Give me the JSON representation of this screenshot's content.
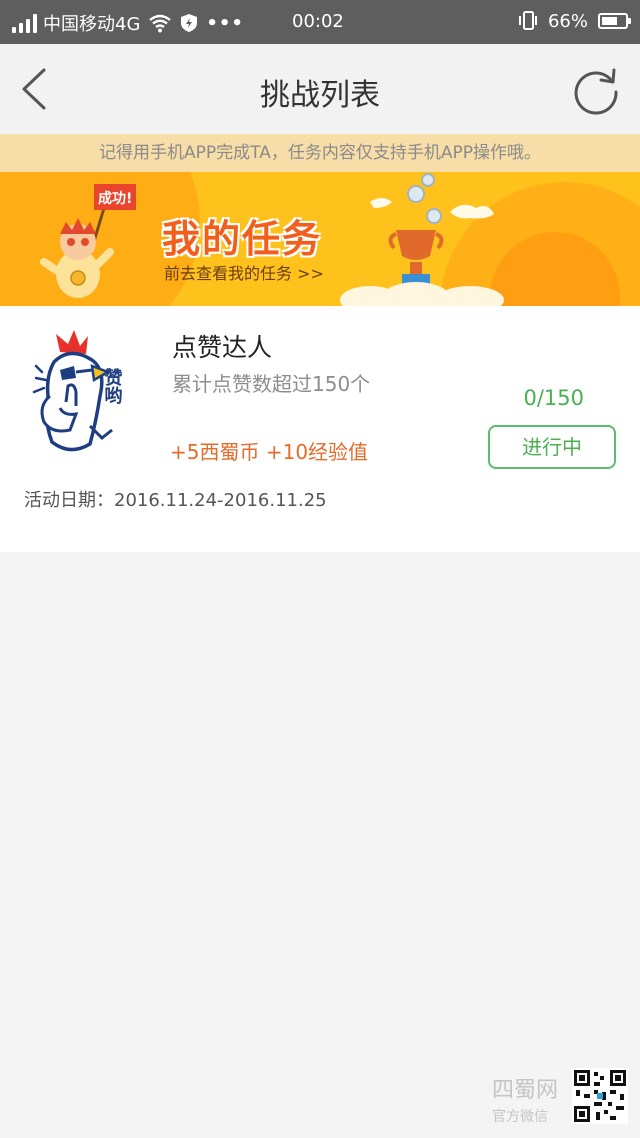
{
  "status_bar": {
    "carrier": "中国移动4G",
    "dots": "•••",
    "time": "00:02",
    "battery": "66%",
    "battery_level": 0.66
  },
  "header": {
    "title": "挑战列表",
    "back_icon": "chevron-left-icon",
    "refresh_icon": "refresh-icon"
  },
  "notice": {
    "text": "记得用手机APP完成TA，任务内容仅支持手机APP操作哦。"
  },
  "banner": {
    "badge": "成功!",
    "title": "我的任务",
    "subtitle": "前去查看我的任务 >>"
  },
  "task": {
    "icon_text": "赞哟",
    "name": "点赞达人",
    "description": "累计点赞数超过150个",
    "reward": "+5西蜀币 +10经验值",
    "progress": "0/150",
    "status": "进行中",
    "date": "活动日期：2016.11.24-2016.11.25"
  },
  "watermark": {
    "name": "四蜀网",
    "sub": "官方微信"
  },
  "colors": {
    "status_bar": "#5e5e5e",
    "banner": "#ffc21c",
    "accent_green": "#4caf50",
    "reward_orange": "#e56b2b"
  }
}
####
## TASK OBJECTIVE:
Without including the pictures, reproduce all entries exactly.

## REPLY TO THE EXERCISE:
Give me the JSON representation of this screenshot's content.
{
  "status_bar": {
    "carrier": "中国移动4G",
    "dots": "•••",
    "time": "00:02",
    "battery": "66%",
    "battery_level": 0.66
  },
  "header": {
    "title": "挑战列表",
    "back_icon": "chevron-left-icon",
    "refresh_icon": "refresh-icon"
  },
  "notice": {
    "text": "记得用手机APP完成TA，任务内容仅支持手机APP操作哦。"
  },
  "banner": {
    "badge": "成功!",
    "title": "我的任务",
    "subtitle": "前去查看我的任务 >>"
  },
  "task": {
    "icon_text": "赞哟",
    "name": "点赞达人",
    "description": "累计点赞数超过150个",
    "reward": "+5西蜀币 +10经验值",
    "progress": "0/150",
    "status": "进行中",
    "date": "活动日期：2016.11.24-2016.11.25"
  },
  "watermark": {
    "name": "四蜀网",
    "sub": "官方微信"
  },
  "colors": {
    "status_bar": "#5e5e5e",
    "banner": "#ffc21c",
    "accent_green": "#4caf50",
    "reward_orange": "#e56b2b"
  }
}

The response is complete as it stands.